(Collection entries)
================================
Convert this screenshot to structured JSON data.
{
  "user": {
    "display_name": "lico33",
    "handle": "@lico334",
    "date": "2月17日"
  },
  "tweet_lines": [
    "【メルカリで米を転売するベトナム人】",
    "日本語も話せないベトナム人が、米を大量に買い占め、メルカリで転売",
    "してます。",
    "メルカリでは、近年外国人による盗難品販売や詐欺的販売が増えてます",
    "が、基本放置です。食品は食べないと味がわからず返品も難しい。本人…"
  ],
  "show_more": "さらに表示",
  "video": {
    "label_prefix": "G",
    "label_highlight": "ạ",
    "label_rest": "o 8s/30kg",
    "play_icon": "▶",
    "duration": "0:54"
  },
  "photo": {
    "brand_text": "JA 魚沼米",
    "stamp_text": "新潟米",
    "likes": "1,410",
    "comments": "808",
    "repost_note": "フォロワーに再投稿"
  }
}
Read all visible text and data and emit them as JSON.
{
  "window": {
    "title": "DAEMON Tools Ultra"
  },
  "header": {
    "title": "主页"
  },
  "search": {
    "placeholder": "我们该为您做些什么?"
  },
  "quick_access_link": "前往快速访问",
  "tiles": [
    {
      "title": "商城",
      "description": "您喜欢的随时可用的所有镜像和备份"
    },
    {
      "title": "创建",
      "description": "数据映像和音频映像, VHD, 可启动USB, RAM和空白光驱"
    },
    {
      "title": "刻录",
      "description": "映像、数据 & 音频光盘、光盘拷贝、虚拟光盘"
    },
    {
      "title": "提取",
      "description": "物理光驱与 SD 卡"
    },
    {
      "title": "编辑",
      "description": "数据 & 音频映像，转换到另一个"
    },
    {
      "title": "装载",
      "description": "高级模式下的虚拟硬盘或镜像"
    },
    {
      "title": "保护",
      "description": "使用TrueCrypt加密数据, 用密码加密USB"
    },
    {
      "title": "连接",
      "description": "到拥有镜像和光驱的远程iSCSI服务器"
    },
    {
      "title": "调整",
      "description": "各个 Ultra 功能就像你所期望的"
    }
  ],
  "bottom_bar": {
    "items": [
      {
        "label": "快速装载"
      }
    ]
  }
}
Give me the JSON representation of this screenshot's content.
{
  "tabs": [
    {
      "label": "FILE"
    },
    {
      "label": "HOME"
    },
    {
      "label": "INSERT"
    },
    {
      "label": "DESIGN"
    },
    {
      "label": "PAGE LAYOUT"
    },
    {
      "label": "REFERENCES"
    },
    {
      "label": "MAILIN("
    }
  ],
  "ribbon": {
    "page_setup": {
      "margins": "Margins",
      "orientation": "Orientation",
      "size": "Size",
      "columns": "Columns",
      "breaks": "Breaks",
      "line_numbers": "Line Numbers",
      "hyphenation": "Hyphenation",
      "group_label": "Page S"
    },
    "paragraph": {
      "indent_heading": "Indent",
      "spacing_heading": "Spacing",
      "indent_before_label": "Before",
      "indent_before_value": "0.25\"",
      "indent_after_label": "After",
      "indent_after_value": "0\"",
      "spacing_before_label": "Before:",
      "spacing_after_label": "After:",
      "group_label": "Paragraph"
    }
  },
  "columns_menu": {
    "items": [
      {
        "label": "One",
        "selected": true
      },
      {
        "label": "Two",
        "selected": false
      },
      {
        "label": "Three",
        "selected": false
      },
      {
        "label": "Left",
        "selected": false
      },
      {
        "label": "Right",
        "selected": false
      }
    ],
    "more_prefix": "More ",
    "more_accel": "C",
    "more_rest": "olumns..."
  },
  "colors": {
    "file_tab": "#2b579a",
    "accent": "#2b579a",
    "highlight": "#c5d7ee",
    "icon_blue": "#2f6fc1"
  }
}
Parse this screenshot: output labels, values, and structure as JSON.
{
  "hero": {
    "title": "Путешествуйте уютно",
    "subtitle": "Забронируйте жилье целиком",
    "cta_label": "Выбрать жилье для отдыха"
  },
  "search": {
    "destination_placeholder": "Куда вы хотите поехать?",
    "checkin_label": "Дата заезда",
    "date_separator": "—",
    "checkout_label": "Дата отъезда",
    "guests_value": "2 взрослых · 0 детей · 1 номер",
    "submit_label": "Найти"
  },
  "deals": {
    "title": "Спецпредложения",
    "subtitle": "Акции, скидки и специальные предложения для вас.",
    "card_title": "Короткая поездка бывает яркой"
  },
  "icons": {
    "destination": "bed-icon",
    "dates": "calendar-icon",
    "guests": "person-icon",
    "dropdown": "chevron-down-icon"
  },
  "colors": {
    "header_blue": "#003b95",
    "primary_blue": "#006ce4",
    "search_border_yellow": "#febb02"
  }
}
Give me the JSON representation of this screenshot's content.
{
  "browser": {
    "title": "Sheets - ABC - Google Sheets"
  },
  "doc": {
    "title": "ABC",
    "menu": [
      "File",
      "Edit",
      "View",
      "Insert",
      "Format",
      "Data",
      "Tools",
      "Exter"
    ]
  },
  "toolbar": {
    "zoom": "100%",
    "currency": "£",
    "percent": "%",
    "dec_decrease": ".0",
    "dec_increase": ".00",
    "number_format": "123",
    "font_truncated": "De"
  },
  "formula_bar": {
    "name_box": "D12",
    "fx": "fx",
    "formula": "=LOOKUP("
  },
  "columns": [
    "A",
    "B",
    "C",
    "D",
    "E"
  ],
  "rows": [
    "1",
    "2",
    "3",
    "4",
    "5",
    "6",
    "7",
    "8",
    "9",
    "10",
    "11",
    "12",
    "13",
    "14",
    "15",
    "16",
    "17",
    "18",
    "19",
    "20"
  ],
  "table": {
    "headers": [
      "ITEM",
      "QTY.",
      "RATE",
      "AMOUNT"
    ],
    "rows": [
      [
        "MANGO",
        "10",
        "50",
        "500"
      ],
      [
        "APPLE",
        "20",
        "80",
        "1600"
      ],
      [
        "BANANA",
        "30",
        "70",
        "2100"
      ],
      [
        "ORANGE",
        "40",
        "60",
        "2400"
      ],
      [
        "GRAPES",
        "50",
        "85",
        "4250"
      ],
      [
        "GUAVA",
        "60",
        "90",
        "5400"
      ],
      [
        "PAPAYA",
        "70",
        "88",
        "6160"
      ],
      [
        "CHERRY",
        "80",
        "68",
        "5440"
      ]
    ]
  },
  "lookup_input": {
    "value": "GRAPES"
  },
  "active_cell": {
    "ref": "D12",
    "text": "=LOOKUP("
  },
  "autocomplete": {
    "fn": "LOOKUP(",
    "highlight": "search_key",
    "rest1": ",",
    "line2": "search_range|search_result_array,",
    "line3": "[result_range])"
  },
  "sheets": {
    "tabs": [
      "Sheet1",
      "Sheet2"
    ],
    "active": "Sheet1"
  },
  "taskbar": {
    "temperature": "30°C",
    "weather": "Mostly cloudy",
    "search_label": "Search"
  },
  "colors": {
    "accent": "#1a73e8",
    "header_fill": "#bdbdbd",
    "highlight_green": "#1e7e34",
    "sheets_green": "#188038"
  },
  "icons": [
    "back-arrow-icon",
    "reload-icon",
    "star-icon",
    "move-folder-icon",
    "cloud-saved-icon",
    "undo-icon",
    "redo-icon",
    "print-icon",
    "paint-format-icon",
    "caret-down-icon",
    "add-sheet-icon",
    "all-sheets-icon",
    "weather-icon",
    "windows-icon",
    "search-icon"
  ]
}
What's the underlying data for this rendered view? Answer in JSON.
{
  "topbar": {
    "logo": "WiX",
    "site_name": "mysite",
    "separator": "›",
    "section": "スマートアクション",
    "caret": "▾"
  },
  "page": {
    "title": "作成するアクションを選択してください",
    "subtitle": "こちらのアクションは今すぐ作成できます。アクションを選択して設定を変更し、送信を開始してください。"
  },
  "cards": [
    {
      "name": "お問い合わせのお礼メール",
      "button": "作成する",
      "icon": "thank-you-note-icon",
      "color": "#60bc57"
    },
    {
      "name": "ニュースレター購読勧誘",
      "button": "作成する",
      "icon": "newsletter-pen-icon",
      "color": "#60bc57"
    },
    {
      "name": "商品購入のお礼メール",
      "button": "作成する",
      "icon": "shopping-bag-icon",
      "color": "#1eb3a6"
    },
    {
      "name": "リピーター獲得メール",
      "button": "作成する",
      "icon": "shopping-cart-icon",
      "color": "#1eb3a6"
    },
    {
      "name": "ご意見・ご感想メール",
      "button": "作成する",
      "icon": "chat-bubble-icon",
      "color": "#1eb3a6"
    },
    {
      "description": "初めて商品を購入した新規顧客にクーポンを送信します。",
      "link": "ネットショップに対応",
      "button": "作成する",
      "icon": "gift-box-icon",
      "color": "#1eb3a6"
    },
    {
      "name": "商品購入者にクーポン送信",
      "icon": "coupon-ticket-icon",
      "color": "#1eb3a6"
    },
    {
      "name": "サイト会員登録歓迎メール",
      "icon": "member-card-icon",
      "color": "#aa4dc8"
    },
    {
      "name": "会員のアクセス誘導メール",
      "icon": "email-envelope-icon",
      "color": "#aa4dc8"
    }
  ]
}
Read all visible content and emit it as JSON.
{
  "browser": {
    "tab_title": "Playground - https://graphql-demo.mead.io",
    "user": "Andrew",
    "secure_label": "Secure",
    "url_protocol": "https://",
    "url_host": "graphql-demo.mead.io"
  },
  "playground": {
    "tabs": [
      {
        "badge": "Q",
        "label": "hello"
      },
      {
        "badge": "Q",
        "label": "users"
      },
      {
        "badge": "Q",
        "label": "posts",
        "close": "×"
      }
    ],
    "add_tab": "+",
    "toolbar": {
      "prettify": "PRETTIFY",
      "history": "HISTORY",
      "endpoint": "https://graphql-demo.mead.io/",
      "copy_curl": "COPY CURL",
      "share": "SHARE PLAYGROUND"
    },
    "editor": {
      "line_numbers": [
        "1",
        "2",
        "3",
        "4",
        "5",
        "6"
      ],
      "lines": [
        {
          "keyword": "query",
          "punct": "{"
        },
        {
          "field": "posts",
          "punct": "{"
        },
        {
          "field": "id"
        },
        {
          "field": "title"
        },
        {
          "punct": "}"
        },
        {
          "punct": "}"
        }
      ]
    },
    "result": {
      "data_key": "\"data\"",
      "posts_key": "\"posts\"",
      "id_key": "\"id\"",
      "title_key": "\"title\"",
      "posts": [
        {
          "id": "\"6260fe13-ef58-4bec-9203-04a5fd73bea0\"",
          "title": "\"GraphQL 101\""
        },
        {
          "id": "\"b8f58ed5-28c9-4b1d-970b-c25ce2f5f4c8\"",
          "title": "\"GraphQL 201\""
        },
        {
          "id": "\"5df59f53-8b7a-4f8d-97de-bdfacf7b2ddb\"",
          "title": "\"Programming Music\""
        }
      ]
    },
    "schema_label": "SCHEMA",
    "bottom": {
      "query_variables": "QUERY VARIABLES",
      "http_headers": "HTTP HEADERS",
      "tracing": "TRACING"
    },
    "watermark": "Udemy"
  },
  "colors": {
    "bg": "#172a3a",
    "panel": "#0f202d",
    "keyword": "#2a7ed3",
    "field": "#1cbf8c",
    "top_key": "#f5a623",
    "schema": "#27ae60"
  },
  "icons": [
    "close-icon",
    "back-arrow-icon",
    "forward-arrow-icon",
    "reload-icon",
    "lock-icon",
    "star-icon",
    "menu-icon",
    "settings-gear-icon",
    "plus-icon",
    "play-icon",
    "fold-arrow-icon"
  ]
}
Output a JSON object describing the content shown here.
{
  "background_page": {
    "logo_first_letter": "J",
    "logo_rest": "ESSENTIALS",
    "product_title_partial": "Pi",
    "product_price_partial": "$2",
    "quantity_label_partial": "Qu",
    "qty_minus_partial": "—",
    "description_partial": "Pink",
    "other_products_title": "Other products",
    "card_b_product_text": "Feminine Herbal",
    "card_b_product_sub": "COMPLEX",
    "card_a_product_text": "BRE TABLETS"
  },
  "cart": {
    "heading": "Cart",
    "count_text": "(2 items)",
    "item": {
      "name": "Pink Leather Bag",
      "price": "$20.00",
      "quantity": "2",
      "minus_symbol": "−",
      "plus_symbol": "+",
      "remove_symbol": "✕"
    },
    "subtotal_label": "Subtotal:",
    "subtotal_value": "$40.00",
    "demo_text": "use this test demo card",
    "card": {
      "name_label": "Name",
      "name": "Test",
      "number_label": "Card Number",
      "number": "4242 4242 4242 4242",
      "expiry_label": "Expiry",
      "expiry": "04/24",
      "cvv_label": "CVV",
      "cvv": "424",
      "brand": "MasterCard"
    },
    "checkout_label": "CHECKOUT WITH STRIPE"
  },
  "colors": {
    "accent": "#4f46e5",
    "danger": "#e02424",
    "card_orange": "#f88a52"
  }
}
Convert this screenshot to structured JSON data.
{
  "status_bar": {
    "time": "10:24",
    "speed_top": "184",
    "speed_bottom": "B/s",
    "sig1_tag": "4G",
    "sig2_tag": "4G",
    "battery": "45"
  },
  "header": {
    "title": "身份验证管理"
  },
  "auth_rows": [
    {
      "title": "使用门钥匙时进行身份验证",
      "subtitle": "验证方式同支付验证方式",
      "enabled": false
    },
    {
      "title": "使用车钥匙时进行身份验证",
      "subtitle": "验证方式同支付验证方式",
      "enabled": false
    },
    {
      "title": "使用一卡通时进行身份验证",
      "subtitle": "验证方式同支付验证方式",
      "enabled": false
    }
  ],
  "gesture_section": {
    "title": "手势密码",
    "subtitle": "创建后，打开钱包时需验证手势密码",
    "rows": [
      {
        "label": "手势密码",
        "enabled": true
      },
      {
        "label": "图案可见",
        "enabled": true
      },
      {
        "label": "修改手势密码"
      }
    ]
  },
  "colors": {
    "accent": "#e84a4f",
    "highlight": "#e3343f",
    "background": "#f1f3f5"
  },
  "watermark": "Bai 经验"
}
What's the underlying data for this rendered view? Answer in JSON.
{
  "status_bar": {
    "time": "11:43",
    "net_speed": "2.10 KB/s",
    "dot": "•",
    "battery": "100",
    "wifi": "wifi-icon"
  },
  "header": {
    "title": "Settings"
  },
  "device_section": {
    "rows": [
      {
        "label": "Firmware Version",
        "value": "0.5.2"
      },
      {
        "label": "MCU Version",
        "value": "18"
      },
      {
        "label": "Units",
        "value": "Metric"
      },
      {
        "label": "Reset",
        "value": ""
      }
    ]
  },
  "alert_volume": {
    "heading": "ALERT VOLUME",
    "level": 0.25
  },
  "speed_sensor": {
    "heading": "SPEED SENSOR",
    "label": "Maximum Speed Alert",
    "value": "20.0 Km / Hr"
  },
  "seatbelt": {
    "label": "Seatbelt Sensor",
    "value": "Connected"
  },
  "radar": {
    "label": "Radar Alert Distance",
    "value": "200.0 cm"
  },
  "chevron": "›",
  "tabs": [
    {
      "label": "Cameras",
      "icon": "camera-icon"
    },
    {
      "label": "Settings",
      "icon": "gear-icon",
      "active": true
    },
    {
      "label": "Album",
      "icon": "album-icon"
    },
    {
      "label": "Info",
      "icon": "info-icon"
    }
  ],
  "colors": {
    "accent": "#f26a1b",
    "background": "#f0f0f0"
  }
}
================================
◆ EXERCISE OBJECTIVE ◆
Copy each line of the records that contains the word "Version".

◆ SOLUTION ◆
        "label": "Firmware Version",
        "label": "MCU Version",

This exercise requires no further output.